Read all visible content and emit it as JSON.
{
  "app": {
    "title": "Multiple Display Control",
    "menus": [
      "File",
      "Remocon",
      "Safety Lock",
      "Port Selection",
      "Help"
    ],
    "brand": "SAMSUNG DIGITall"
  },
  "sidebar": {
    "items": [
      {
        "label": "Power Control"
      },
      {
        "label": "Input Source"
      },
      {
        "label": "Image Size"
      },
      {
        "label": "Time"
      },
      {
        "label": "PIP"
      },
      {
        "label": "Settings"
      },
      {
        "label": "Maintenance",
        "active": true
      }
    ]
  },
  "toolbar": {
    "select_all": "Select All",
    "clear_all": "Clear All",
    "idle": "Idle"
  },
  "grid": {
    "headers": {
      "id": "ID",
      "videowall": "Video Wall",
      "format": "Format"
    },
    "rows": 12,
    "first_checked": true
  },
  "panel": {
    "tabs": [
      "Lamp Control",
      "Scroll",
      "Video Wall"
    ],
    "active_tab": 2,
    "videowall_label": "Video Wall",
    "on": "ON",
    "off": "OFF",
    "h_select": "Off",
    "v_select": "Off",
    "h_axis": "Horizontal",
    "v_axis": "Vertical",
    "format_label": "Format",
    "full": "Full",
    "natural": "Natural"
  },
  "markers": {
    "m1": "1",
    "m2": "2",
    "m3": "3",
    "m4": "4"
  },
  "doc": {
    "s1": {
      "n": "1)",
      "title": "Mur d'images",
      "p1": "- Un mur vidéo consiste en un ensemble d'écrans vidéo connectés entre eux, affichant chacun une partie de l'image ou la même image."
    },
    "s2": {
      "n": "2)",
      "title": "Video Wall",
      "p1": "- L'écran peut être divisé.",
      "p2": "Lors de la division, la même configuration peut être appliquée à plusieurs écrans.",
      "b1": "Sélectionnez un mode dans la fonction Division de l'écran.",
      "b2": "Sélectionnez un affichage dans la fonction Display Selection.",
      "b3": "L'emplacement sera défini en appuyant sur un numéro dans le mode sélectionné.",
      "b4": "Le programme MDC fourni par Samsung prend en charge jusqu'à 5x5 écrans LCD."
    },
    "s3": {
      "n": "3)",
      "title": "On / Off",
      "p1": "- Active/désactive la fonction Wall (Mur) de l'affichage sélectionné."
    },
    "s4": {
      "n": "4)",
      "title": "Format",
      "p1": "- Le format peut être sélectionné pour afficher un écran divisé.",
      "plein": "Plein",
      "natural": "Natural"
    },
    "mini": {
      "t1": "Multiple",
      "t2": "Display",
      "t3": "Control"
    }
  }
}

********

Look through the data above. Copy every line with the string "Sélectionnez" in it.

# Completed exercise
      "b1": "Sélectionnez un mode dans la fonction Division de l'écran.",
      "b2": "Sélectionnez un affichage dans la fonction Display Selection.",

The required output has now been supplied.